(Stored records)
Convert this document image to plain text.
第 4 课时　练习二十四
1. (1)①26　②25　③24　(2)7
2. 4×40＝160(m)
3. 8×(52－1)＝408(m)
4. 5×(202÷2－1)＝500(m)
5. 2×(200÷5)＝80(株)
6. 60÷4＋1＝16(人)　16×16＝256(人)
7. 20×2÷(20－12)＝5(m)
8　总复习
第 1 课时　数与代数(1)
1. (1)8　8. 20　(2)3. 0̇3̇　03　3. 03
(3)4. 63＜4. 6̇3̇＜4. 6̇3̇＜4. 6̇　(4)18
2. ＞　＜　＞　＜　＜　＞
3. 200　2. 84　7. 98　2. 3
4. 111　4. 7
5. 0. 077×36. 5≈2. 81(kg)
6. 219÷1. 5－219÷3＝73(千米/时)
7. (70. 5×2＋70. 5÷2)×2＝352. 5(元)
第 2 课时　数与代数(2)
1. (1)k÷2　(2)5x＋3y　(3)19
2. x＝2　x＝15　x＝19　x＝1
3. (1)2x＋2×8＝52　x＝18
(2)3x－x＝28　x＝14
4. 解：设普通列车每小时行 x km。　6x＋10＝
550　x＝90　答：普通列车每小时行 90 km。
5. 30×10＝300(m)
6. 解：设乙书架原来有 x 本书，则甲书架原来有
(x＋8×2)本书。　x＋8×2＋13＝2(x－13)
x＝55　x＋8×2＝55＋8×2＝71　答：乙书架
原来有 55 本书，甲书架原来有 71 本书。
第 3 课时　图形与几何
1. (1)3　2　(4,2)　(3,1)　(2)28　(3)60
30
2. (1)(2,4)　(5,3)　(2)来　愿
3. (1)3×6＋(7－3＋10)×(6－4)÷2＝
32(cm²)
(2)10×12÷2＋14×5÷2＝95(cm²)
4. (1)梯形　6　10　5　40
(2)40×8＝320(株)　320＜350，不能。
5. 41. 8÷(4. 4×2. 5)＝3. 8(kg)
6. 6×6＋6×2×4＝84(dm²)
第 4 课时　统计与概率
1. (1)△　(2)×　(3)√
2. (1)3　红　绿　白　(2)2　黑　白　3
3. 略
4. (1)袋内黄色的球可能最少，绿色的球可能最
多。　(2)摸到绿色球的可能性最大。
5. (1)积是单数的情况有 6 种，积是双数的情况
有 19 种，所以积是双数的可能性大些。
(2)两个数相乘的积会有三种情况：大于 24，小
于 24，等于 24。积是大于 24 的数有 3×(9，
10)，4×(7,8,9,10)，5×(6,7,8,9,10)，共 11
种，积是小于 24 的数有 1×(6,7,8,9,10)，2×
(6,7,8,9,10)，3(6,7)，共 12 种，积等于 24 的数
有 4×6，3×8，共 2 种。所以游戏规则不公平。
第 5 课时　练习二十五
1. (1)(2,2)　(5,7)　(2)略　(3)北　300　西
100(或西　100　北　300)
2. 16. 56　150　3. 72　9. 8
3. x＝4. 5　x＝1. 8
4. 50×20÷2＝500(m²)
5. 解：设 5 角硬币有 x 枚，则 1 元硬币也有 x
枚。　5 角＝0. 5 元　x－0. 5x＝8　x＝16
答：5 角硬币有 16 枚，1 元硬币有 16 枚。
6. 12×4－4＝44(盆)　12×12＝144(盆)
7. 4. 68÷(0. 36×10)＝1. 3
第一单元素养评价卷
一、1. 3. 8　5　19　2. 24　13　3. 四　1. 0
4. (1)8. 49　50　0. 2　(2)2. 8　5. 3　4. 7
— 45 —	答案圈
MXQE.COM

• WRITTEN INSTRUCTION: Please repeat the listing above in full and exactly.

• RESPONSE:
Convert this document image to plain text.
第 4 课时　练习二十四
1. (1)①26　②25　③24　(2)7
2. 4×40＝160(m)
3. 8×(52－1)＝408(m)
4. 5×(202÷2－1)＝500(m)
5. 2×(200÷5)＝80(株)
6. 60÷4＋1＝16(人)　16×16＝256(人)
7. 20×2÷(20－12)＝5(m)
8　总复习
第 1 课时　数与代数(1)
1. (1)8　8. 20　(2)3. 0̇3̇　03　3. 03
(3)4. 63＜4. 6̇3̇＜4. 6̇3̇＜4. 6̇　(4)18
2. ＞　＜　＞　＜　＜　＞
3. 200　2. 84　7. 98　2. 3
4. 111　4. 7
5. 0. 077×36. 5≈2. 81(kg)
6. 219÷1. 5－219÷3＝73(千米/时)
7. (70. 5×2＋70. 5÷2)×2＝352. 5(元)
第 2 课时　数与代数(2)
1. (1)k÷2　(2)5x＋3y　(3)19
2. x＝2　x＝15　x＝19　x＝1
3. (1)2x＋2×8＝52　x＝18
(2)3x－x＝28　x＝14
4. 解：设普通列车每小时行 x km。　6x＋10＝
550　x＝90　答：普通列车每小时行 90 km。
5. 30×10＝300(m)
6. 解：设乙书架原来有 x 本书，则甲书架原来有
(x＋8×2)本书。　x＋8×2＋13＝2(x－13)
x＝55　x＋8×2＝55＋8×2＝71　答：乙书架
原来有 55 本书，甲书架原来有 71 本书。
第 3 课时　图形与几何
1. (1)3　2　(4,2)　(3,1)　(2)28　(3)60
30
2. (1)(2,4)　(5,3)　(2)来　愿
3. (1)3×6＋(7－3＋10)×(6－4)÷2＝
32(cm²)
(2)10×12÷2＋14×5÷2＝95(cm²)
4. (1)梯形　6　10　5　40
(2)40×8＝320(株)　320＜350，不能。
5. 41. 8÷(4. 4×2. 5)＝3. 8(kg)
6. 6×6＋6×2×4＝84(dm²)
第 4 课时　统计与概率
1. (1)△　(2)×　(3)√
2. (1)3　红　绿　白　(2)2　黑　白　3
3. 略
4. (1)袋内黄色的球可能最少，绿色的球可能最
多。　(2)摸到绿色球的可能性最大。
5. (1)积是单数的情况有 6 种，积是双数的情况
有 19 种，所以积是双数的可能性大些。
(2)两个数相乘的积会有三种情况：大于 24，小
于 24，等于 24。积是大于 24 的数有 3×(9，
10)，4×(7,8,9,10)，5×(6,7,8,9,10)，共 11
种，积是小于 24 的数有 1×(6,7,8,9,10)，2×
(6,7,8,9,10)，3(6,7)，共 12 种，积等于 24 的数
有 4×6，3×8，共 2 种。所以游戏规则不公平。
第 5 课时　练习二十五
1. (1)(2,2)　(5,7)　(2)略　(3)北　300　西
100(或西　100　北　300)
2. 16. 56　150　3. 72　9. 8
3. x＝4. 5　x＝1. 8
4. 50×20÷2＝500(m²)
5. 解：设 5 角硬币有 x 枚，则 1 元硬币也有 x
枚。　5 角＝0. 5 元　x－0. 5x＝8　x＝16
答：5 角硬币有 16 枚，1 元硬币有 16 枚。
6. 12×4－4＝44(盆)　12×12＝144(盆)
7. 4. 68÷(0. 36×10)＝1. 3
第一单元素养评价卷
一、1. 3. 8　5　19　2. 24　13　3. 四　1. 0
4. (1)8. 49　50　0. 2　(2)2. 8　5. 3　4. 7
— 45 —	答案圈
MXQE.COM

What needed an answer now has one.